Data records
[BEGIN]

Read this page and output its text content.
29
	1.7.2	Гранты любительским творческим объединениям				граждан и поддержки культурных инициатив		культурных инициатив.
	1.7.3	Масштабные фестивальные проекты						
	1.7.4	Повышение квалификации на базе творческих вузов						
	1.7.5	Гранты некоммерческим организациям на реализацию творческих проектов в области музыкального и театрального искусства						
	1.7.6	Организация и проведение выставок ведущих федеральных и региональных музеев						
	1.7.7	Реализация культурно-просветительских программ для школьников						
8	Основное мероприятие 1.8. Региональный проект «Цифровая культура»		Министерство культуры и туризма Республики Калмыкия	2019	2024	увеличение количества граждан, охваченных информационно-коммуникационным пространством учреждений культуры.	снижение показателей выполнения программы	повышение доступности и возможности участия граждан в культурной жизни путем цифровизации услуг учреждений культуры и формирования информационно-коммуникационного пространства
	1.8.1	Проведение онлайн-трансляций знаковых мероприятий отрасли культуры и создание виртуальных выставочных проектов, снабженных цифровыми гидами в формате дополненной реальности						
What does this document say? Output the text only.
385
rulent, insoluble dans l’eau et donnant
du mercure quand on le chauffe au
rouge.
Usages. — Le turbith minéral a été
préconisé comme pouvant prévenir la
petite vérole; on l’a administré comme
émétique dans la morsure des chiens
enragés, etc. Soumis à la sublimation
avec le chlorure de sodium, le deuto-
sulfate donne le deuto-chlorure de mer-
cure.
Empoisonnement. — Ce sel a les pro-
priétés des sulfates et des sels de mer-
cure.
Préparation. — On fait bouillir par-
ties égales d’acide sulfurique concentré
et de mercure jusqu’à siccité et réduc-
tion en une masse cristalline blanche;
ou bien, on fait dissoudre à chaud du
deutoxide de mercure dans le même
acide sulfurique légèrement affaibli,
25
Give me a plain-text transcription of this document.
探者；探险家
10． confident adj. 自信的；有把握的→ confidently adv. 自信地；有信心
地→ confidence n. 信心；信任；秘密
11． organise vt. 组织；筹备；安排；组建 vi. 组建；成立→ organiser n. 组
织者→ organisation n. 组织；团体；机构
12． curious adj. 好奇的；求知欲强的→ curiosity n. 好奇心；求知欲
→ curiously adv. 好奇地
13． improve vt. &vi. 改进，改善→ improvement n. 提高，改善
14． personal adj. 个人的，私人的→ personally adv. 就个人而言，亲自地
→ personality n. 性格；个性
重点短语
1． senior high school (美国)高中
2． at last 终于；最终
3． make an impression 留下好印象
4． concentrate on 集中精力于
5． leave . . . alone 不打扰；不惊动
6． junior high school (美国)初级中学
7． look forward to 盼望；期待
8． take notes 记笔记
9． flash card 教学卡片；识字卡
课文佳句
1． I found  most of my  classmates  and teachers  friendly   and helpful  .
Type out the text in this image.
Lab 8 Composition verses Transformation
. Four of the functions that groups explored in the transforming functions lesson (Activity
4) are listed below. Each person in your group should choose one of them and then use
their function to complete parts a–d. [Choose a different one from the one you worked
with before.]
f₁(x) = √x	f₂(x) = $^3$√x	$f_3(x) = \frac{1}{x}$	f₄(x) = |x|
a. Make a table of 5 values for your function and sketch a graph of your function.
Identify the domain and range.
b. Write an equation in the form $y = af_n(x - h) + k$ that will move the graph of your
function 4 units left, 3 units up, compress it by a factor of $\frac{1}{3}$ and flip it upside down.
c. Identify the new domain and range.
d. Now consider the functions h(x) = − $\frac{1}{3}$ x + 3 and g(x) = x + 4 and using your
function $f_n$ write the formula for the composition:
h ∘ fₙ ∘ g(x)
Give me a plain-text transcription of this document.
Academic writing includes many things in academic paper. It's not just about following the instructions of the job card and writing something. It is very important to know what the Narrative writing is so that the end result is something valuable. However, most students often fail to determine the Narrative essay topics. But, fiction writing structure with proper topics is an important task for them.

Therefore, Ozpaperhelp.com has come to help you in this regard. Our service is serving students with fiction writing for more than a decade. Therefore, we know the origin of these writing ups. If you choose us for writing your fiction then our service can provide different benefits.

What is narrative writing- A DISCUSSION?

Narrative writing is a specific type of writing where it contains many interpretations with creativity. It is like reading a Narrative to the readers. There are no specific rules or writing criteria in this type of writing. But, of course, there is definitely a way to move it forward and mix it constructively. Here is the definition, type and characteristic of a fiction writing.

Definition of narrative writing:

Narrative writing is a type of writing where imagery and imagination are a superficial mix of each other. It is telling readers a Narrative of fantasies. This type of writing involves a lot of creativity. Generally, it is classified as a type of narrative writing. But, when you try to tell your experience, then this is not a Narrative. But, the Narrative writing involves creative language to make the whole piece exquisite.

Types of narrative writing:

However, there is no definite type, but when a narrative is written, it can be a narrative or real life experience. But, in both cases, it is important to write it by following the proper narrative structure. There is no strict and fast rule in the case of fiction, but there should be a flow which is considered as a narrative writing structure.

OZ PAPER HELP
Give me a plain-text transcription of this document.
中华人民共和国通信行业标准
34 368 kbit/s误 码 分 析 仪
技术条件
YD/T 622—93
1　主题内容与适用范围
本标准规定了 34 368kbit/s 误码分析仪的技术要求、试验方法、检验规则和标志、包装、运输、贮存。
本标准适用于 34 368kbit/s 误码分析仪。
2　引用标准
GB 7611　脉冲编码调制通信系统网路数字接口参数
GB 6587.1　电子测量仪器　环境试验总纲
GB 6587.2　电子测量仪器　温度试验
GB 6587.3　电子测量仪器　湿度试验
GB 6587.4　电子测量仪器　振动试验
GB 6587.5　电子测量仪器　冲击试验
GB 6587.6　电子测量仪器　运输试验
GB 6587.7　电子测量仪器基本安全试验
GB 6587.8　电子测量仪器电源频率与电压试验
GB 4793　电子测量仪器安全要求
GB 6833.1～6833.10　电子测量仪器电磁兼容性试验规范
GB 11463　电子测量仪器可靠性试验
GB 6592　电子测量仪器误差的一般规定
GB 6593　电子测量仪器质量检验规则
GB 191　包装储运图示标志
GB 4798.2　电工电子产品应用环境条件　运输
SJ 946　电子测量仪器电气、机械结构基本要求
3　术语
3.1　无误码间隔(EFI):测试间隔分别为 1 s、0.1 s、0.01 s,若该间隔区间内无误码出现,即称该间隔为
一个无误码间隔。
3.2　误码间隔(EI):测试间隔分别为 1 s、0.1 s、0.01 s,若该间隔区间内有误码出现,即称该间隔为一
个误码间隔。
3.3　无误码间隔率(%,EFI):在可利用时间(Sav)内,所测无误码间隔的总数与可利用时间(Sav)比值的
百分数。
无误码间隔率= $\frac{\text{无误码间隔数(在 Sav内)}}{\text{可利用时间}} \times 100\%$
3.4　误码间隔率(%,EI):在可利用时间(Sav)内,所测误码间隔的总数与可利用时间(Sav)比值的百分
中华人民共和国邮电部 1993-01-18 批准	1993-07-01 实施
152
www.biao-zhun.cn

[END]

**Exercise description:**
In the records above, how many lines include the string "测试间隔分别为"? Answer with only the number.

**Final answer:**
2